The request:
Reproduce every entry below precisely; do not include the pictures.

(Dataset items)
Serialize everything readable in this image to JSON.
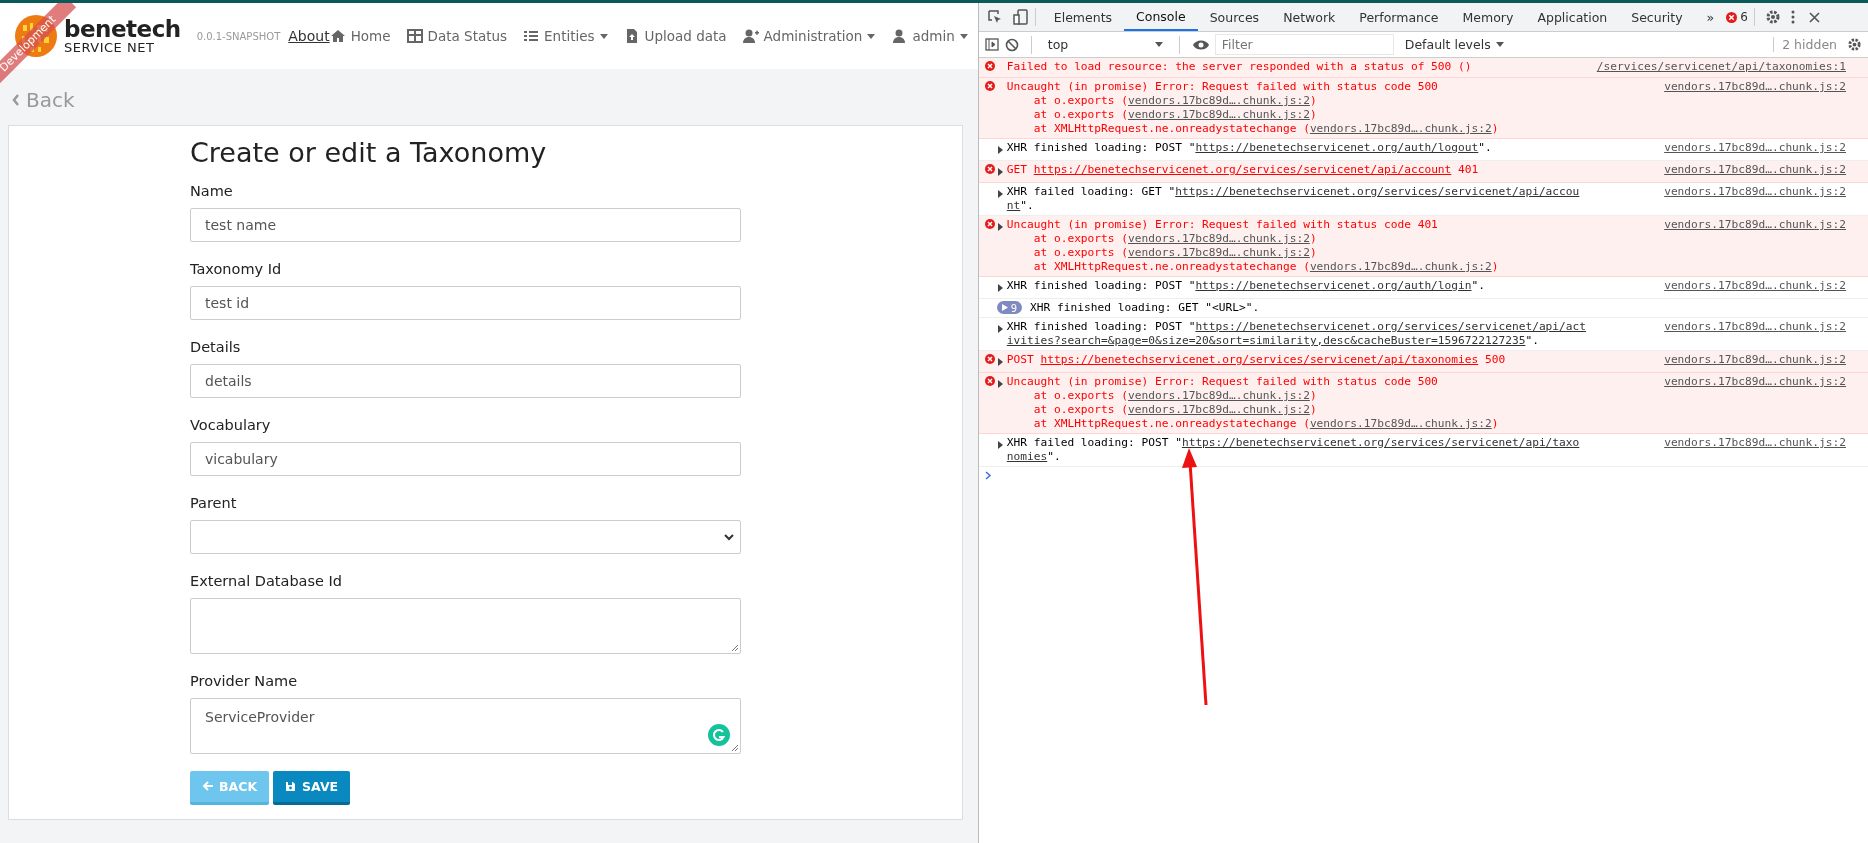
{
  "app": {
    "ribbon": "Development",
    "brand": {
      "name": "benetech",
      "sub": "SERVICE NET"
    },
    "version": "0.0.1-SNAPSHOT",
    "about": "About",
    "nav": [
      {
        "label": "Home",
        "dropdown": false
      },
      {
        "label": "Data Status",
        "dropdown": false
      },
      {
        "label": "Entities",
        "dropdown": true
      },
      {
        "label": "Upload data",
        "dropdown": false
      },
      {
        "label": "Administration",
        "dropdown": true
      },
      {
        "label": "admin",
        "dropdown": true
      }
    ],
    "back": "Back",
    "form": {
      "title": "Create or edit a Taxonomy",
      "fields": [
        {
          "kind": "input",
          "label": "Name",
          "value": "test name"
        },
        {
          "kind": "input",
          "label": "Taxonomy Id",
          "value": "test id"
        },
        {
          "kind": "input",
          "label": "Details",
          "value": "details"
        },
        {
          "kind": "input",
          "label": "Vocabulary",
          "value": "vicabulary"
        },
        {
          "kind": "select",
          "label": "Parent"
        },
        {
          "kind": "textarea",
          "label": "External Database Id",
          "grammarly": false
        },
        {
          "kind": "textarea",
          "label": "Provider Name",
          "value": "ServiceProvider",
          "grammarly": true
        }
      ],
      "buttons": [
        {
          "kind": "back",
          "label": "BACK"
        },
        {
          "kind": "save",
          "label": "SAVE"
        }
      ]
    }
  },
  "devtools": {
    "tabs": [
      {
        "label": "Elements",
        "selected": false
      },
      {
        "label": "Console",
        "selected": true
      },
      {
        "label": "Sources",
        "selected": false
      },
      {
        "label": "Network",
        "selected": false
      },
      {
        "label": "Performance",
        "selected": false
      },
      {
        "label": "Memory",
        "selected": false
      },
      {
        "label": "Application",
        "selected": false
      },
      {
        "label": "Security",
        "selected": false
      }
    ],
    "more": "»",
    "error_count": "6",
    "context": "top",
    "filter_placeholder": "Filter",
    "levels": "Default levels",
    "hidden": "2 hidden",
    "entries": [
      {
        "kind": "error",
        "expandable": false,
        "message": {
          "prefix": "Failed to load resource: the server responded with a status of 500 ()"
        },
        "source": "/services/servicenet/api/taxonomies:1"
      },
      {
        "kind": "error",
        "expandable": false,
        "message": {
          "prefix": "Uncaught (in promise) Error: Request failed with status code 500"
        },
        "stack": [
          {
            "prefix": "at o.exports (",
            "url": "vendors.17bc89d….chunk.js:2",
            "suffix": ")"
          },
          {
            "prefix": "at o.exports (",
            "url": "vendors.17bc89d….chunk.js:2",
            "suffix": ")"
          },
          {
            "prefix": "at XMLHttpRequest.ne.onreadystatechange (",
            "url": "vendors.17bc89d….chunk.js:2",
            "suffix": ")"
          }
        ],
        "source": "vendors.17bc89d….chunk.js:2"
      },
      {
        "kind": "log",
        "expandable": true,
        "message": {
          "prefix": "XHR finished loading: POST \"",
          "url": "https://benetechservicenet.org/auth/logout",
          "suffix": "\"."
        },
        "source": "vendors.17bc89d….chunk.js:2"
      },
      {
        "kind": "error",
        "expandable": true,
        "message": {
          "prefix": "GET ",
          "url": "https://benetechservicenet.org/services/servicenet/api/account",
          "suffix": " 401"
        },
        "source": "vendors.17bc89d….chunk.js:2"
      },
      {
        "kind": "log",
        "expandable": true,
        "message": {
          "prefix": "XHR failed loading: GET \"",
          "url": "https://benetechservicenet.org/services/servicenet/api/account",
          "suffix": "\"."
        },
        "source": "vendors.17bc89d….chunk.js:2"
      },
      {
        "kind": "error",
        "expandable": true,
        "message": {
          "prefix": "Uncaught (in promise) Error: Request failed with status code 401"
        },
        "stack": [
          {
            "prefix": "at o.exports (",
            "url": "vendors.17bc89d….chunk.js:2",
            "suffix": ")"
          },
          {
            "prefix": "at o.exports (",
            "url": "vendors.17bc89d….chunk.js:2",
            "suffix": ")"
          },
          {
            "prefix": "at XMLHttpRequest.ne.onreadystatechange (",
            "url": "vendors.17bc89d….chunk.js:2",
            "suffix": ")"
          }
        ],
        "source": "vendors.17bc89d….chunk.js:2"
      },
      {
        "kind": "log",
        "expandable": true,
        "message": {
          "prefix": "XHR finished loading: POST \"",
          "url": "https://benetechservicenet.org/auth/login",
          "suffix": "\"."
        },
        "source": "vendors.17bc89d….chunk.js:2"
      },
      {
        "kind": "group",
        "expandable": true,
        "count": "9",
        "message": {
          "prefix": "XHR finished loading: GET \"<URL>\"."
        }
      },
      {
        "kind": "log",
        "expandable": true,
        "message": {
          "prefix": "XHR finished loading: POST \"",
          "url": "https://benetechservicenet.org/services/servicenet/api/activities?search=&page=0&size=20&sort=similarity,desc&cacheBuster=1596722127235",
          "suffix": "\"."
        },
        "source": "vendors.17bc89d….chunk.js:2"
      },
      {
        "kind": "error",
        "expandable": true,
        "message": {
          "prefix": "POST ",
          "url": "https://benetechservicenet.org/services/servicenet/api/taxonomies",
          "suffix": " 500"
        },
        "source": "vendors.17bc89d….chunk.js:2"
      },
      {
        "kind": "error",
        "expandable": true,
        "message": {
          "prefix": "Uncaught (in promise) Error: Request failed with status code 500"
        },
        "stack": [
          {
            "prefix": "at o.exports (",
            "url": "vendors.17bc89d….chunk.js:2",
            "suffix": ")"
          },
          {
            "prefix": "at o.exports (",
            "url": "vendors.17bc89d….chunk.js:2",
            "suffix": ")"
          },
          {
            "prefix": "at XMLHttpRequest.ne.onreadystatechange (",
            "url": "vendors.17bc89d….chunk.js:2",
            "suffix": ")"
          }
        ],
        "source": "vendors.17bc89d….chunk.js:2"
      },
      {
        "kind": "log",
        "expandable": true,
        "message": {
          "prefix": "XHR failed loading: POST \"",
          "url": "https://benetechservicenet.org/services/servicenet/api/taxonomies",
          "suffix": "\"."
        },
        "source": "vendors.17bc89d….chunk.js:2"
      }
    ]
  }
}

Expected output:
Serialize everything readable in this image to JSON.
{
  "app": {
    "ribbon": "Development",
    "brand": {
      "name": "benetech",
      "sub": "SERVICE NET"
    },
    "version": "0.0.1-SNAPSHOT",
    "about": "About",
    "nav": [
      {
        "label": "Home",
        "dropdown": false
      },
      {
        "label": "Data Status",
        "dropdown": false
      },
      {
        "label": "Entities",
        "dropdown": true
      },
      {
        "label": "Upload data",
        "dropdown": false
      },
      {
        "label": "Administration",
        "dropdown": true
      },
      {
        "label": "admin",
        "dropdown": true
      }
    ],
    "back": "Back",
    "form": {
      "title": "Create or edit a Taxonomy",
      "fields": [
        {
          "kind": "input",
          "label": "Name",
          "value": "test name"
        },
        {
          "kind": "input",
          "label": "Taxonomy Id",
          "value": "test id"
        },
        {
          "kind": "input",
          "label": "Details",
          "value": "details"
        },
        {
          "kind": "input",
          "label": "Vocabulary",
          "value": "vicabulary"
        },
        {
          "kind": "select",
          "label": "Parent"
        },
        {
          "kind": "textarea",
          "label": "External Database Id",
          "grammarly": false
        },
        {
          "kind": "textarea",
          "label": "Provider Name",
          "value": "ServiceProvider",
          "grammarly": true
        }
      ],
      "buttons": [
        {
          "kind": "back",
          "label": "BACK"
        },
        {
          "kind": "save",
          "label": "SAVE"
        }
      ]
    }
  },
  "devtools": {
    "tabs": [
      {
        "label": "Elements",
        "selected": false
      },
      {
        "label": "Console",
        "selected": true
      },
      {
        "label": "Sources",
        "selected": false
      },
      {
        "label": "Network",
        "selected": false
      },
      {
        "label": "Performance",
        "selected": false
      },
      {
        "label": "Memory",
        "selected": false
      },
      {
        "label": "Application",
        "selected": false
      },
      {
        "label": "Security",
        "selected": false
      }
    ],
    "more": "»",
    "error_count": "6",
    "context": "top",
    "filter_placeholder": "Filter",
    "levels": "Default levels",
    "hidden": "2 hidden",
    "entries": [
      {
        "kind": "error",
        "expandable": false,
        "message": {
          "prefix": "Failed to load resource: the server responded with a status of 500 ()"
        },
        "source": "/services/servicenet/api/taxonomies:1"
      },
      {
        "kind": "error",
        "expandable": false,
        "message": {
          "prefix": "Uncaught (in promise) Error: Request failed with status code 500"
        },
        "stack": [
          {
            "prefix": "at o.exports (",
            "url": "vendors.17bc89d….chunk.js:2",
            "suffix": ")"
          },
          {
            "prefix": "at o.exports (",
            "url": "vendors.17bc89d….chunk.js:2",
            "suffix": ")"
          },
          {
            "prefix": "at XMLHttpRequest.ne.onreadystatechange (",
            "url": "vendors.17bc89d….chunk.js:2",
            "suffix": ")"
          }
        ],
        "source": "vendors.17bc89d….chunk.js:2"
      },
      {
        "kind": "log",
        "expandable": true,
        "message": {
          "prefix": "XHR finished loading: POST \"",
          "url": "https://benetechservicenet.org/auth/logout",
          "suffix": "\"."
        },
        "source": "vendors.17bc89d….chunk.js:2"
      },
      {
        "kind": "error",
        "expandable": true,
        "message": {
          "prefix": "GET ",
          "url": "https://benetechservicenet.org/services/servicenet/api/account",
          "suffix": " 401"
        },
        "source": "vendors.17bc89d….chunk.js:2"
      },
      {
        "kind": "log",
        "expandable": true,
        "message": {
          "prefix": "XHR failed loading: GET \"",
          "url": "https://benetechservicenet.org/services/servicenet/api/account",
          "suffix": "\"."
        },
        "source": "vendors.17bc89d….chunk.js:2"
      },
      {
        "kind": "error",
        "expandable": true,
        "message": {
          "prefix": "Uncaught (in promise) Error: Request failed with status code 401"
        },
        "stack": [
          {
            "prefix": "at o.exports (",
            "url": "vendors.17bc89d….chunk.js:2",
            "suffix": ")"
          },
          {
            "prefix": "at o.exports (",
            "url": "vendors.17bc89d….chunk.js:2",
            "suffix": ")"
          },
          {
            "prefix": "at XMLHttpRequest.ne.onreadystatechange (",
            "url": "vendors.17bc89d….chunk.js:2",
            "suffix": ")"
          }
        ],
        "source": "vendors.17bc89d….chunk.js:2"
      },
      {
        "kind": "log",
        "expandable": true,
        "message": {
          "prefix": "XHR finished loading: POST \"",
          "url": "https://benetechservicenet.org/auth/login",
          "suffix": "\"."
        },
        "source": "vendors.17bc89d….chunk.js:2"
      },
      {
        "kind": "group",
        "expandable": true,
        "count": "9",
        "message": {
          "prefix": "XHR finished loading: GET \"<URL>\"."
        }
      },
      {
        "kind": "log",
        "expandable": true,
        "message": {
          "prefix": "XHR finished loading: POST \"",
          "url": "https://benetechservicenet.org/services/servicenet/api/activities?search=&page=0&size=20&sort=similarity,desc&cacheBuster=1596722127235",
          "suffix": "\"."
        },
        "source": "vendors.17bc89d….chunk.js:2"
      },
      {
        "kind": "error",
        "expandable": true,
        "message": {
          "prefix": "POST ",
          "url": "https://benetechservicenet.org/services/servicenet/api/taxonomies",
          "suffix": " 500"
        },
        "source": "vendors.17bc89d….chunk.js:2"
      },
      {
        "kind": "error",
        "expandable": true,
        "message": {
          "prefix": "Uncaught (in promise) Error: Request failed with status code 500"
        },
        "stack": [
          {
            "prefix": "at o.exports (",
            "url": "vendors.17bc89d….chunk.js:2",
            "suffix": ")"
          },
          {
            "prefix": "at o.exports (",
            "url": "vendors.17bc89d….chunk.js:2",
            "suffix": ")"
          },
          {
            "prefix": "at XMLHttpRequest.ne.onreadystatechange (",
            "url": "vendors.17bc89d….chunk.js:2",
            "suffix": ")"
          }
        ],
        "source": "vendors.17bc89d….chunk.js:2"
      },
      {
        "kind": "log",
        "expandable": true,
        "message": {
          "prefix": "XHR failed loading: POST \"",
          "url": "https://benetechservicenet.org/services/servicenet/api/taxonomies",
          "suffix": "\"."
        },
        "source": "vendors.17bc89d….chunk.js:2"
      }
    ]
  }
}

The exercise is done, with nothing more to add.